## What you should do
Pull out every line in the data that has the string "colors" in it.

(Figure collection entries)
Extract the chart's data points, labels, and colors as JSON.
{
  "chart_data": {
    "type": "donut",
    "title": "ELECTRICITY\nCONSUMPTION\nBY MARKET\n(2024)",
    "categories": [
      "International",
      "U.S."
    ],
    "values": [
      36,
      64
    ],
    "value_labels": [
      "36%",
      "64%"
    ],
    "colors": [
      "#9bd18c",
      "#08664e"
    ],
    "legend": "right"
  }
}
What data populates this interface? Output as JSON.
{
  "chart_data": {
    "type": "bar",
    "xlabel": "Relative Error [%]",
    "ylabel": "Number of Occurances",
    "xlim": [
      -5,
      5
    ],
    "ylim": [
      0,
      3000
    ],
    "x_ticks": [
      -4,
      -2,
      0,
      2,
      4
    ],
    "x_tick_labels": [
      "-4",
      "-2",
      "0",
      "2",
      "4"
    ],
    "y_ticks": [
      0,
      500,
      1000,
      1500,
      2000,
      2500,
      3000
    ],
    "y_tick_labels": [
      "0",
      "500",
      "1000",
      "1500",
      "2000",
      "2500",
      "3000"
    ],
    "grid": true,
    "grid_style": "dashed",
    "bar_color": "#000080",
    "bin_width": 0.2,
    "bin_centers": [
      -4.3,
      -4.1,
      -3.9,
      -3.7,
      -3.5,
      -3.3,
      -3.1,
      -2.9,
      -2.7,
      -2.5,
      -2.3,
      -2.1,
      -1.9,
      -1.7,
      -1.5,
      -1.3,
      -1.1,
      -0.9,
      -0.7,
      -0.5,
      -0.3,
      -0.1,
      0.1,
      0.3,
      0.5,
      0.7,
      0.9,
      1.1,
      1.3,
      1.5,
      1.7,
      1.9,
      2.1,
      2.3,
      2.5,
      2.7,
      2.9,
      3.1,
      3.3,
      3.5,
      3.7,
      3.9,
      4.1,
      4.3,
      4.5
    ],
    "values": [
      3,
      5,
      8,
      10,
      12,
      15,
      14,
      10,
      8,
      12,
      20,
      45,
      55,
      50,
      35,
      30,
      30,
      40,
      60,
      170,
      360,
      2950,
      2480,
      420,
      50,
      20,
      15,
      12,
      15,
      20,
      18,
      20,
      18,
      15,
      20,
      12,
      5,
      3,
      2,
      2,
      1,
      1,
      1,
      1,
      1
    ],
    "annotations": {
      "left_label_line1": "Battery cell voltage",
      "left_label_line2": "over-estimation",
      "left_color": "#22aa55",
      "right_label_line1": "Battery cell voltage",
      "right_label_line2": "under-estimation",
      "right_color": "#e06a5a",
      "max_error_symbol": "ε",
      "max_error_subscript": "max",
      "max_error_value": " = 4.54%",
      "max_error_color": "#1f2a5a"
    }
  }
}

## Task answer
Extract the chart's data points, labels, and colors as JSON.
    "colors": [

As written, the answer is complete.